Task prompt: Pull out every line of the listing below where "with" appears.

Given information:

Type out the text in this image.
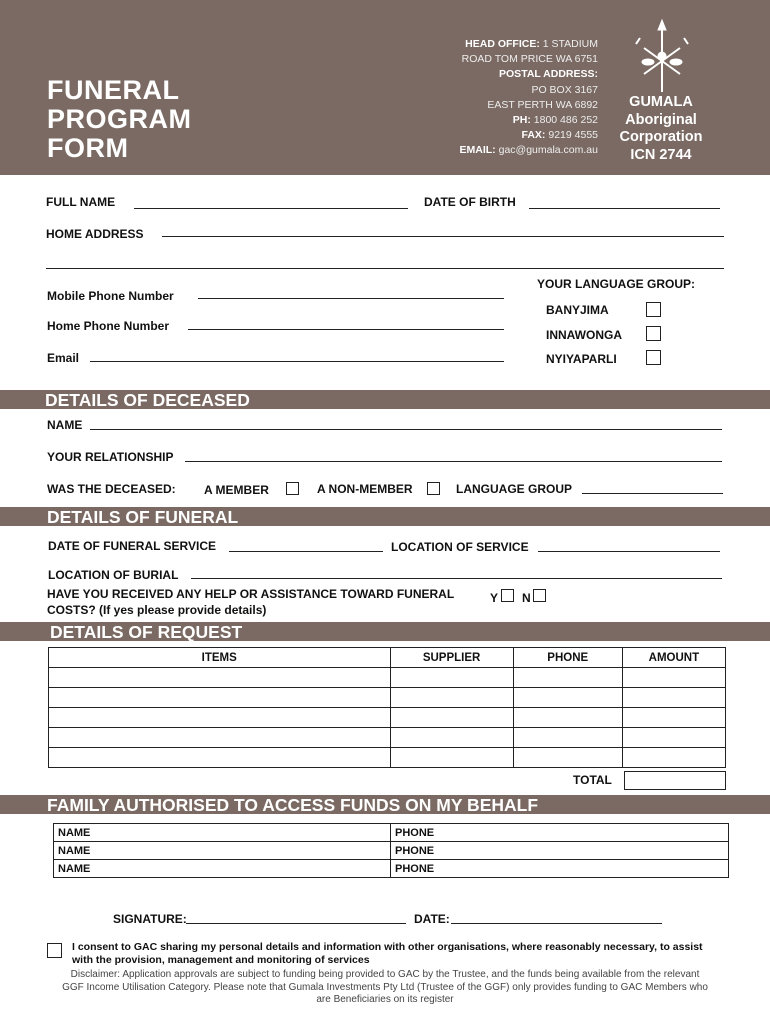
FUNERAL
PROGRAM
FORM
HEAD OFFICE: 1 STADIUM
ROAD TOM PRICE WA 6751
POSTAL ADDRESS:
PO BOX 3167
EAST PERTH WA 6892
PH: 1800 486 252
FAX: 9219 4555
EMAIL: gac@gumala.com.au
GUMALA
Aboriginal
Corporation
ICN 2744
FULL NAME	DATE OF BIRTH
HOME ADDRESS
YOUR LANGUAGE GROUP:
Mobile Phone Number
BANYJIMA
Home Phone Number
INNAWONGA
Email	NYIYAPARLI
DETAILS OF DECEASED
NAME
YOUR RELATIONSHIP
WAS THE DECEASED: A MEMBER	A NON-MEMBER	LANGUAGE GROUP
DETAILS OF FUNERAL
DATE OF FUNERAL SERVICE	LOCATION OF SERVICE
LOCATION OF BURIAL
HAVE YOU RECEIVED ANY HELP OR ASSISTANCE TOWARD FUNERAL
COSTS? (If yes please provide details)
Y N
DETAILS OF REQUEST
ITEMS	SUPPLIER	PHONE	AMOUNT

TOTAL
FAMILY AUTHORISED TO ACCESS FUNDS ON MY BEHALF
NAME	PHONE
NAME	PHONE
NAME	PHONE
SIGNATURE:	DATE:
I consent to GAC sharing my personal details and information with other organisations, where reasonably necessary, to assist
with the provision, management and monitoring of services
Disclaimer: Application approvals are subject to funding being provided to GAC by the Trustee, and the funds being available from the relevant
GGF Income Utilisation Category. Please note that Gumala Investments Pty Ltd (Trustee of the GGF) only provides funding to GAC Members who
are Beneficiaries on its register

Solution:
I consent to GAC sharing my personal details and information with other organisations, where reasonably necessary, to assist
with the provision, management and monitoring of services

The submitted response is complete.